## Input data

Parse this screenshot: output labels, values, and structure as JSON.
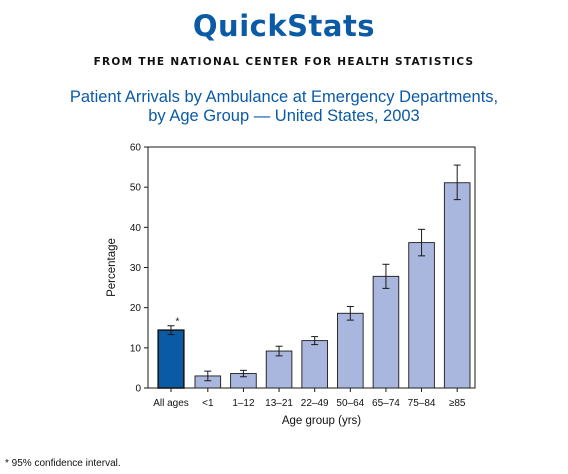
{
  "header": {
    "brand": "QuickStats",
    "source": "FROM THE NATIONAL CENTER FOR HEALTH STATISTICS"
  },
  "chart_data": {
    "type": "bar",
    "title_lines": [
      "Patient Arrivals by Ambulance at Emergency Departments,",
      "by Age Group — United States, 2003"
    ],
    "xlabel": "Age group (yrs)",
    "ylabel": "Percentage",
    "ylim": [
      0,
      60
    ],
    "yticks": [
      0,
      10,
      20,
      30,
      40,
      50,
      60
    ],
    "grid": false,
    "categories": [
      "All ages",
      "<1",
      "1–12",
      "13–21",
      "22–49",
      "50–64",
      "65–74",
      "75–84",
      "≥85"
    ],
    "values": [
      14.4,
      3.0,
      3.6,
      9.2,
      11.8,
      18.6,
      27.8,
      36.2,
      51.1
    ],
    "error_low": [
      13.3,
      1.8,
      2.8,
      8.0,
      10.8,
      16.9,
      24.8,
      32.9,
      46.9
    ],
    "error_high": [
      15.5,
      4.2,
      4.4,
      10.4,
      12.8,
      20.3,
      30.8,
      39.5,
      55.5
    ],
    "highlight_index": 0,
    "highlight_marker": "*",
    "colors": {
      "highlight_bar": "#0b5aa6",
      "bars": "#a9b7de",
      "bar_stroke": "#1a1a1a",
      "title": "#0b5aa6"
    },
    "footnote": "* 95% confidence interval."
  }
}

## What is required
Leave the images out and output the remaining material exactly as it stands.

## Solution below
Parse this screenshot: output labels, values, and structure as JSON.
{
  "header": {
    "brand": "QuickStats",
    "source": "FROM THE NATIONAL CENTER FOR HEALTH STATISTICS"
  },
  "chart_data": {
    "type": "bar",
    "title_lines": [
      "Patient Arrivals by Ambulance at Emergency Departments,",
      "by Age Group — United States, 2003"
    ],
    "xlabel": "Age group (yrs)",
    "ylabel": "Percentage",
    "ylim": [
      0,
      60
    ],
    "yticks": [
      0,
      10,
      20,
      30,
      40,
      50,
      60
    ],
    "grid": false,
    "categories": [
      "All ages",
      "<1",
      "1–12",
      "13–21",
      "22–49",
      "50–64",
      "65–74",
      "75–84",
      "≥85"
    ],
    "values": [
      14.4,
      3.0,
      3.6,
      9.2,
      11.8,
      18.6,
      27.8,
      36.2,
      51.1
    ],
    "error_low": [
      13.3,
      1.8,
      2.8,
      8.0,
      10.8,
      16.9,
      24.8,
      32.9,
      46.9
    ],
    "error_high": [
      15.5,
      4.2,
      4.4,
      10.4,
      12.8,
      20.3,
      30.8,
      39.5,
      55.5
    ],
    "highlight_index": 0,
    "highlight_marker": "*",
    "colors": {
      "highlight_bar": "#0b5aa6",
      "bars": "#a9b7de",
      "bar_stroke": "#1a1a1a",
      "title": "#0b5aa6"
    },
    "footnote": "* 95% confidence interval."
  }
}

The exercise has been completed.